Records of document pages and text:
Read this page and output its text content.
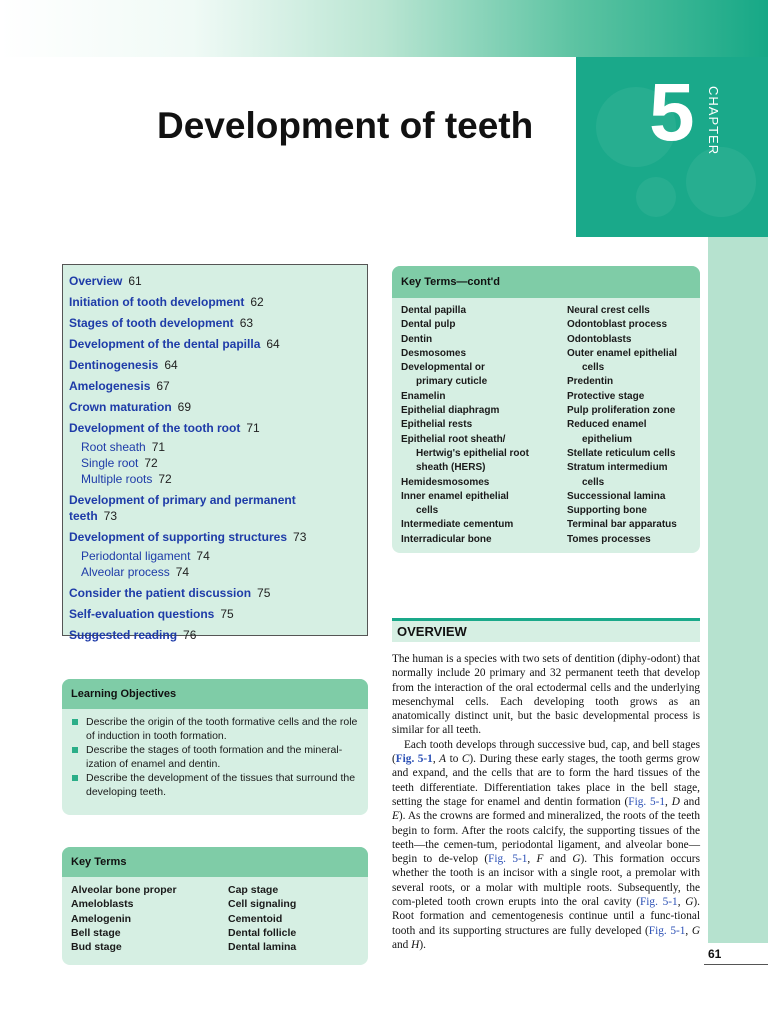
5 CHAPTER
Development of teeth
Overview 61
Initiation of tooth development 62
Stages of tooth development 63
Development of the dental papilla 64
Dentinogenesis 64
Amelogenesis 67
Crown maturation 69
Development of the tooth root 71
Root sheath 71
Single root 72
Multiple roots 72
Development of primary and permanent
teeth 73
Development of supporting structures 73
Periodontal ligament 74
Alveolar process 74
Consider the patient discussion 75
Self-evaluation questions 75
Suggested reading 76
Learning Objectives
Describe the origin of the tooth formative cells and the role of induction in tooth formation.
Describe the stages of tooth formation and the mineral-ization of enamel and dentin.
Describe the development of the tissues that surround the developing teeth.
Key Terms
Alveolar bone proper
Ameloblasts
Amelogenin
Bell stage
Bud stage
Cap stage
Cell signaling
Cementoid
Dental follicle
Dental lamina
Key Terms—cont'd
Dental papilla
Dental pulp
Dentin
Desmosomes
Developmental or
primary cuticle
Enamelin
Epithelial diaphragm
Epithelial rests
Epithelial root sheath/
Hertwig's epithelial root
sheath (HERS)
Hemidesmosomes
Inner enamel epithelial
cells
Intermediate cementum
Interradicular bone
Neural crest cells
Odontoblast process
Odontoblasts
Outer enamel epithelial
cells
Predentin
Protective stage
Pulp proliferation zone
Reduced enamel
epithelium
Stellate reticulum cells
Stratum intermedium
cells
Successional lamina
Supporting bone
Terminal bar apparatus
Tomes processes
OVERVIEW

The human is a species with two sets of dentition (diphy-odont) that normally include 20 primary and 32 permanent teeth that develop from the interaction of the oral ectodermal cells and the underlying mesenchymal cells. Each developing tooth grows as an anatomically distinct unit, but the basic developmental process is similar for all teeth.

Each tooth develops through successive bud, cap, and bell stages (Fig. 5-1, A to C). During these early stages, the tooth germs grow and expand, and the cells that are to form the hard tissues of the teeth differentiate. Differentiation takes place in the bell stage, setting the stage for enamel and dentin formation (Fig. 5-1, D and E). As the crowns are formed and mineralized, the roots of the teeth begin to form. After the roots calcify, the supporting tissues of the teeth—the cemen-tum, periodontal ligament, and alveolar bone—begin to de-velop (Fig. 5-1, F and G). This formation occurs whether the tooth is an incisor with a single root, a premolar with several roots, or a molar with multiple roots. Subsequently, the com-pleted tooth crown erupts into the oral cavity (Fig. 5-1, G). Root formation and cementogenesis continue until a func-tional tooth and its supporting structures are fully developed (Fig. 5-1, G and H).

61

> **WHAT TO PRODUCE**
Considering the records above, how many lines hold "lamina"? Please answer with only the number.

> **EXPECTED ANSWER**
2